- [Extracted data]:

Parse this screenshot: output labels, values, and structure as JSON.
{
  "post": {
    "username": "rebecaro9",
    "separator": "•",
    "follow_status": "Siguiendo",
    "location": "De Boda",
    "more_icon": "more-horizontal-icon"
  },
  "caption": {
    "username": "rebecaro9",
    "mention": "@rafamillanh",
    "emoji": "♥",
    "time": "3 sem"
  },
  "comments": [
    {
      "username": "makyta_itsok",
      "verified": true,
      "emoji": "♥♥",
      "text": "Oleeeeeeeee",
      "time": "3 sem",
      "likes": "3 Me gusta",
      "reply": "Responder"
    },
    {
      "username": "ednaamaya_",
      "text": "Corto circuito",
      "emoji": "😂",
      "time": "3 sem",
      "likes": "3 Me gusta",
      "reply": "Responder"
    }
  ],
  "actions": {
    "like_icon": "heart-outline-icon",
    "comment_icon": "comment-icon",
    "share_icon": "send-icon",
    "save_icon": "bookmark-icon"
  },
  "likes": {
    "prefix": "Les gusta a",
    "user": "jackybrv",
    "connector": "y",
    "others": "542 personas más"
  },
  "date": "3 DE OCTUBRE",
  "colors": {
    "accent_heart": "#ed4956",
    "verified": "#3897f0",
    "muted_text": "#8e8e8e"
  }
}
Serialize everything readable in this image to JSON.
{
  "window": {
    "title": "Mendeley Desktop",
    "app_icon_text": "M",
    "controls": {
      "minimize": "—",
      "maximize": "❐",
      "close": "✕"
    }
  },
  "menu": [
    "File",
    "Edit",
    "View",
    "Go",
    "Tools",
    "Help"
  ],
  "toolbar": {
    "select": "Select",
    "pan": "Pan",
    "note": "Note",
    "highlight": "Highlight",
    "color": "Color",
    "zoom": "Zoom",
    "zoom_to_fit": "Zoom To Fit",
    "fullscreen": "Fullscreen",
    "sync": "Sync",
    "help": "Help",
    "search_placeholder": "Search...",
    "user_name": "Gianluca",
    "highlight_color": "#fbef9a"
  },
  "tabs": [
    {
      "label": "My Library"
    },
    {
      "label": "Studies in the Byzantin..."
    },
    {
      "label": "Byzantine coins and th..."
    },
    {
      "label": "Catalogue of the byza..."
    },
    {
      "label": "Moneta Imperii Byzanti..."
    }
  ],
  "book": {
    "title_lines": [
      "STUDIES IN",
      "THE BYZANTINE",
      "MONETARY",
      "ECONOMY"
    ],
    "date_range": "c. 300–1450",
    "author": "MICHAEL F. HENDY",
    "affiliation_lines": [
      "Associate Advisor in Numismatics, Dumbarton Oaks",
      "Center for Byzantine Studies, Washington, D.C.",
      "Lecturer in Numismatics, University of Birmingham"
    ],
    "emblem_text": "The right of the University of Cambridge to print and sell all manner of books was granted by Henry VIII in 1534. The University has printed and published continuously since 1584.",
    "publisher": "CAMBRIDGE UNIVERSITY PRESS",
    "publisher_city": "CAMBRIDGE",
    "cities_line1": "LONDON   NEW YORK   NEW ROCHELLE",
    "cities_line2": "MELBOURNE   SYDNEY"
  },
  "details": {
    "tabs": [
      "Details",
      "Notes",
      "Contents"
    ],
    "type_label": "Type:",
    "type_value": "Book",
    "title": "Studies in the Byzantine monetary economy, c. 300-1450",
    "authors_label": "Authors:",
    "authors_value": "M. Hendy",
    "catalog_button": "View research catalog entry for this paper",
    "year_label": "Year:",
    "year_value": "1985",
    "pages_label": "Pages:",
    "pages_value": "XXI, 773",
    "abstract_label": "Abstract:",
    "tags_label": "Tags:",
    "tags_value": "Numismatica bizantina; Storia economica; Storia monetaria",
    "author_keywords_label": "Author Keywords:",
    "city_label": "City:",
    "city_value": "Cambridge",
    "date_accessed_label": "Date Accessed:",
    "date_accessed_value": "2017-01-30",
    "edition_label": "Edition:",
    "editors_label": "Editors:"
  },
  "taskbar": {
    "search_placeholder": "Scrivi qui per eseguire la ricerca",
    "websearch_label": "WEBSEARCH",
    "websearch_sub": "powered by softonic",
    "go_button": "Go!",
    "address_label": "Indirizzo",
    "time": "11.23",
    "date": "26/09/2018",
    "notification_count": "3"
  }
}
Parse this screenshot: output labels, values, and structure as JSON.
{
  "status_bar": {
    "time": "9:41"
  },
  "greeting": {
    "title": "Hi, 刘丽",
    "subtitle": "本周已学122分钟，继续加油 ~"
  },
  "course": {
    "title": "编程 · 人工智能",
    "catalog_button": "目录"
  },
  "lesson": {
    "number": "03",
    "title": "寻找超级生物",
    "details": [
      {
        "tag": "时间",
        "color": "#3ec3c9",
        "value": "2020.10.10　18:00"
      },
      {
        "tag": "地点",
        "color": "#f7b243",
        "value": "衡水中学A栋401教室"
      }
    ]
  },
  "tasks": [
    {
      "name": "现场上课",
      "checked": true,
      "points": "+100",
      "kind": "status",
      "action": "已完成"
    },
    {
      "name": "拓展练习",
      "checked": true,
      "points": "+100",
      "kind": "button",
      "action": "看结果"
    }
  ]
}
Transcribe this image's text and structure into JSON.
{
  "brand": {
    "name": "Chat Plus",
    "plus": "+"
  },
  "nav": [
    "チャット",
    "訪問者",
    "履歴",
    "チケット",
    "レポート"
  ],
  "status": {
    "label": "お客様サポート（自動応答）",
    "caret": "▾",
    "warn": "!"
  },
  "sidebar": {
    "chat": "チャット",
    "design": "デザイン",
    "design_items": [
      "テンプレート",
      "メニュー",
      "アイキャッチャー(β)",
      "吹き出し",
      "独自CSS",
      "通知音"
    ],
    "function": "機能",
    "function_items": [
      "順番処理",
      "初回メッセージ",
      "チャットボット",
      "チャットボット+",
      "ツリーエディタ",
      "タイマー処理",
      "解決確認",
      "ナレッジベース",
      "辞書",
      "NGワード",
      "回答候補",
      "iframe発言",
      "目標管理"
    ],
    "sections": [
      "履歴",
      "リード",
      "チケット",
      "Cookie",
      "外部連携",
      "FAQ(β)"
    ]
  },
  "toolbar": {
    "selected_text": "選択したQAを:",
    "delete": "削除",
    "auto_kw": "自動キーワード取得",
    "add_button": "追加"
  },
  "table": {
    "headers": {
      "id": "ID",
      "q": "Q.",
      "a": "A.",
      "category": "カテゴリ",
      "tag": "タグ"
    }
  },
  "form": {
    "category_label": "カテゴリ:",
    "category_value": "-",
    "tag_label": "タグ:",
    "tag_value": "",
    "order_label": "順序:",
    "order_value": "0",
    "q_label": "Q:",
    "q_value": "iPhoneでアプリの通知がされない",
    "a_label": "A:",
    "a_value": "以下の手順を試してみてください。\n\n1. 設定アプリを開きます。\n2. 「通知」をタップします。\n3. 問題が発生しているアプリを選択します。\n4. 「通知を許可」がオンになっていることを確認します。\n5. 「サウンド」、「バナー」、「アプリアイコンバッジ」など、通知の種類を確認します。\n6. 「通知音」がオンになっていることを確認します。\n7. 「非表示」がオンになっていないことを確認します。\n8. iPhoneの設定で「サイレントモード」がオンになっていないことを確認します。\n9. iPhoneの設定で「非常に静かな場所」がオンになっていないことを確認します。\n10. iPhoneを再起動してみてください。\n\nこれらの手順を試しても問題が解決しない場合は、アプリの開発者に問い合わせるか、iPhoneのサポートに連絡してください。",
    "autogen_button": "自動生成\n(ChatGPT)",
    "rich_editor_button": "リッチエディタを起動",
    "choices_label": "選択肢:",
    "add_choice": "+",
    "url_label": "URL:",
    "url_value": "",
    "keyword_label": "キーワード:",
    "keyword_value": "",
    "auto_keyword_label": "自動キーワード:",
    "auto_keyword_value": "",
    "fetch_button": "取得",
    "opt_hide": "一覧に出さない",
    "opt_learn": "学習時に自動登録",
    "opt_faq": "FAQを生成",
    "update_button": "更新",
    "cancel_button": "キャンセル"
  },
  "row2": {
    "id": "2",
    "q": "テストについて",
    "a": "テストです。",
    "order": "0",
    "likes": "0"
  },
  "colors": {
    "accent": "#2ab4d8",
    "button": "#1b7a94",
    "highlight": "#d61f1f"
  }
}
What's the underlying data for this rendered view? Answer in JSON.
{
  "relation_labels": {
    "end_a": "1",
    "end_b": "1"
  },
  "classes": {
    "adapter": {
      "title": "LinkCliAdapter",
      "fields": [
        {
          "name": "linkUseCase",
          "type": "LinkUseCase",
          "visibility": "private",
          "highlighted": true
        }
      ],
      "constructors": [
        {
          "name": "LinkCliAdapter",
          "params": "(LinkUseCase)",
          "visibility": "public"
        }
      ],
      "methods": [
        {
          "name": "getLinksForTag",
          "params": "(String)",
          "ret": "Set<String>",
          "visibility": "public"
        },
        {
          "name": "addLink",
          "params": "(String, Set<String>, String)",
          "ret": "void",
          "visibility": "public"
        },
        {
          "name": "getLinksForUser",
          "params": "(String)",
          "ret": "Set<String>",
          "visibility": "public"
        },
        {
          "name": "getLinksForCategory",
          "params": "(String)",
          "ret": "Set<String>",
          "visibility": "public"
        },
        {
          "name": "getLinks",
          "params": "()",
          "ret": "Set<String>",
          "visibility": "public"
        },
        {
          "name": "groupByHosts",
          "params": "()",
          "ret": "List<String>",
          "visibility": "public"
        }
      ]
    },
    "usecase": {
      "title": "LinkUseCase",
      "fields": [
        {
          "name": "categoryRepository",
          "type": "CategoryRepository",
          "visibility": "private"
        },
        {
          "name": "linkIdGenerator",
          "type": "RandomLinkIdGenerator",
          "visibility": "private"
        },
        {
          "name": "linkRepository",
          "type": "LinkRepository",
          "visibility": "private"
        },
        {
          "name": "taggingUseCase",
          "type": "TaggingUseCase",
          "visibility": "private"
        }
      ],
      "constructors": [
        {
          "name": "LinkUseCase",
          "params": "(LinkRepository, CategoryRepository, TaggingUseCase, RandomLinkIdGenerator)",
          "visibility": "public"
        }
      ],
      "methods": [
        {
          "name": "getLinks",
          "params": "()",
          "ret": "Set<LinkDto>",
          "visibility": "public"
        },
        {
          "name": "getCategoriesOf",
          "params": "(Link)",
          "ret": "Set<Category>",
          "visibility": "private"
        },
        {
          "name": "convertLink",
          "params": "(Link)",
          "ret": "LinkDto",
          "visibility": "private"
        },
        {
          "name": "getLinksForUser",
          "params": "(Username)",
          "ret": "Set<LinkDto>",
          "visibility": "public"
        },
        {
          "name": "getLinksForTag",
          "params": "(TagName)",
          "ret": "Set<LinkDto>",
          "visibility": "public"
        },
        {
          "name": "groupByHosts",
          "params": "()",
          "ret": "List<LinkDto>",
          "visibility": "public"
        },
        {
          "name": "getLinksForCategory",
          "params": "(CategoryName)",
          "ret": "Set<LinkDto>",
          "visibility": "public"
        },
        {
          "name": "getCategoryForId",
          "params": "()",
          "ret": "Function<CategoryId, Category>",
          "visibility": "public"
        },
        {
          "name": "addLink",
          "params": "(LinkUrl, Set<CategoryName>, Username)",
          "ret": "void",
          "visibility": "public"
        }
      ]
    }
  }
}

- [The request]: Check each line above for the string "Numismatics", then copy the ones that have it.

- [Answer for the task]:
      "Associate Advisor in Numismatics, Dumbarton Oaks",
      "Lecturer in Numismatics, University of Birmingham"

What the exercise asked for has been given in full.